--- begin Available records ---

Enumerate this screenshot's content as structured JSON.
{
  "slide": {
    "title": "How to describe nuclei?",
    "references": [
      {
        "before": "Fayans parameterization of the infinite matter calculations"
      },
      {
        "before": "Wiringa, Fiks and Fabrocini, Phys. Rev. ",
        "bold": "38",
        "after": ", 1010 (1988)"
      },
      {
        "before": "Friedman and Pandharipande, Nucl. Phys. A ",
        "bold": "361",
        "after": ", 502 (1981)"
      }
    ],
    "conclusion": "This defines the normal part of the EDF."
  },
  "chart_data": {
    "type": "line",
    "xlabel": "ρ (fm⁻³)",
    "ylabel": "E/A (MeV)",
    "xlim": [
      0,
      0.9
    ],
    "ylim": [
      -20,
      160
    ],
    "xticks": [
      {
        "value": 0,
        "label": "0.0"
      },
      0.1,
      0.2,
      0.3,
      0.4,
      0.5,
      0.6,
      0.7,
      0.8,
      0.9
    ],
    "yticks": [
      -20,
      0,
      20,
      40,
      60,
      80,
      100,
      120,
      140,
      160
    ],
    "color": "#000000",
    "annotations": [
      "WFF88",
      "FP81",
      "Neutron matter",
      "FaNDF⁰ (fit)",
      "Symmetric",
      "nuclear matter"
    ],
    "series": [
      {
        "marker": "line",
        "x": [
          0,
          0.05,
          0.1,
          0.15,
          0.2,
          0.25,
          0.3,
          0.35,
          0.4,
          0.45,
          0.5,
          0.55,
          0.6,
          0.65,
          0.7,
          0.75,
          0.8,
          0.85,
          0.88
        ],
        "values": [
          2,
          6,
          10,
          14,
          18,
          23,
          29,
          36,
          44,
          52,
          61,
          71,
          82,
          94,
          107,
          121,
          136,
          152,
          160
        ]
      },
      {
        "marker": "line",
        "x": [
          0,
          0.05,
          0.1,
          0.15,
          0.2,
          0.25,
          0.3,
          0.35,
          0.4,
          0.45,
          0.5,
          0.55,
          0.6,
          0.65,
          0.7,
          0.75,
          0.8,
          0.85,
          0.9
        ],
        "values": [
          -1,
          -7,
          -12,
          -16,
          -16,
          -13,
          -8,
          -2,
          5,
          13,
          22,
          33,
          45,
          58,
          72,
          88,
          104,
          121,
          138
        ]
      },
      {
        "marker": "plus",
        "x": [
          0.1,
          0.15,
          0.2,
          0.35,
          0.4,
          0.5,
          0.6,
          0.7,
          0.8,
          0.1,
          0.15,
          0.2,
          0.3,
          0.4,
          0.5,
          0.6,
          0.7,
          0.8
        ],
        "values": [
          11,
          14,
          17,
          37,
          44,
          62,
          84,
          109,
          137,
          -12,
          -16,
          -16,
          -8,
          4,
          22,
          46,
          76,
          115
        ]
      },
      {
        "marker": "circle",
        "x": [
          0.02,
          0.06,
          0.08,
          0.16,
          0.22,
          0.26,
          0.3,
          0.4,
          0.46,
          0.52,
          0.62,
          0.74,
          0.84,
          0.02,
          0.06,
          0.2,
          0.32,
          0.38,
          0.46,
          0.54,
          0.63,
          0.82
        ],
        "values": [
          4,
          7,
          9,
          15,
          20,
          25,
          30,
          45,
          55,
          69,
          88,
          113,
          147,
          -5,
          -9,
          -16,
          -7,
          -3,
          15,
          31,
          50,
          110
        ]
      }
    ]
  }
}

--- end Available records ---
--- begin Available records ---

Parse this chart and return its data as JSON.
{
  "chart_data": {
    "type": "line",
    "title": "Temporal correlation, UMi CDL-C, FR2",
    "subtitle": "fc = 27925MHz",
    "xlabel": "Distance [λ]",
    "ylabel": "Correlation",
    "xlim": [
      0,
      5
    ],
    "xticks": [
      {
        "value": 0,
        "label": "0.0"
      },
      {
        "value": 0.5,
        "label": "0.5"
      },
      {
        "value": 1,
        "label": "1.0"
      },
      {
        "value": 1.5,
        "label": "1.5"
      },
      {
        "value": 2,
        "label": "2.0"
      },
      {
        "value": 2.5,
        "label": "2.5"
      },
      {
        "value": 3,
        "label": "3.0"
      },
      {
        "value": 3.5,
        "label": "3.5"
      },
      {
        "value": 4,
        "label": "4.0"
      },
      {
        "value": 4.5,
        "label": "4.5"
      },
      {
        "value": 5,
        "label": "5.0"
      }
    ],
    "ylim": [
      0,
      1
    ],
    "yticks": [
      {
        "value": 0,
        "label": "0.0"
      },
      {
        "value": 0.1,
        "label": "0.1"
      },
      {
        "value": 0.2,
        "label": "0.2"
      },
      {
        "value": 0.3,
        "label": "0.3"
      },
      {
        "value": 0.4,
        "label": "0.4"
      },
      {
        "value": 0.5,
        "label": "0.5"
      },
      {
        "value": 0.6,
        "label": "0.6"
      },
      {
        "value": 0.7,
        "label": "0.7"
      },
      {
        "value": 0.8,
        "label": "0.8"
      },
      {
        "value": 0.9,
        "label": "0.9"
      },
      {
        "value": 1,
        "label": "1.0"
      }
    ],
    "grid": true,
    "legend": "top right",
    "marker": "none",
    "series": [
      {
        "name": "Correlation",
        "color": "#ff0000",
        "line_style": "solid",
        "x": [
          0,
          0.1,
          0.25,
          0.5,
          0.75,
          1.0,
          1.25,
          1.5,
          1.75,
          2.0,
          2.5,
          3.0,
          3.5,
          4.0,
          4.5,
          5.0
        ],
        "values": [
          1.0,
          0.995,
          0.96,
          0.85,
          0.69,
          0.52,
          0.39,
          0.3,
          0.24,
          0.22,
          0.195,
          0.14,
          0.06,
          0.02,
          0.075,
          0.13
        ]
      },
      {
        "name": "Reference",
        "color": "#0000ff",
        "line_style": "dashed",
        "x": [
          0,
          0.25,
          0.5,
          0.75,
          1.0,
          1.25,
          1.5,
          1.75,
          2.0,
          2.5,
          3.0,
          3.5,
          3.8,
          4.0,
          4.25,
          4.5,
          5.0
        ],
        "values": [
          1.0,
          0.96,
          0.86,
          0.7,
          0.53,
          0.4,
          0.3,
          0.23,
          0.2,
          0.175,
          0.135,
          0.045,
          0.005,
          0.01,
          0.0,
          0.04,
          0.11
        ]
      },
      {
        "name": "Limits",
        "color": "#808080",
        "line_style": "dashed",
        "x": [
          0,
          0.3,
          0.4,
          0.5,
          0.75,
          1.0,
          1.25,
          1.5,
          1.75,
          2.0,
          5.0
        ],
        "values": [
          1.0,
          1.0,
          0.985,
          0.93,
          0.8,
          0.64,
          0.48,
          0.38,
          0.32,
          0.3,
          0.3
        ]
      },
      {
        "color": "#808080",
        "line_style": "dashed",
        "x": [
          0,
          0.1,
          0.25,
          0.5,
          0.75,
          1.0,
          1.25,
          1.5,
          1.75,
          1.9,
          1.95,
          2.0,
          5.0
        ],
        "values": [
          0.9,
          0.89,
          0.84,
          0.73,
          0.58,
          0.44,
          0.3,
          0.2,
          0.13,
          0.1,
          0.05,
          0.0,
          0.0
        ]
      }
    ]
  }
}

--- end Available records ---

Stated exercise: Of the lines in this material, state how many hold the string "JSON". Write no other words.

Exercise answer: 2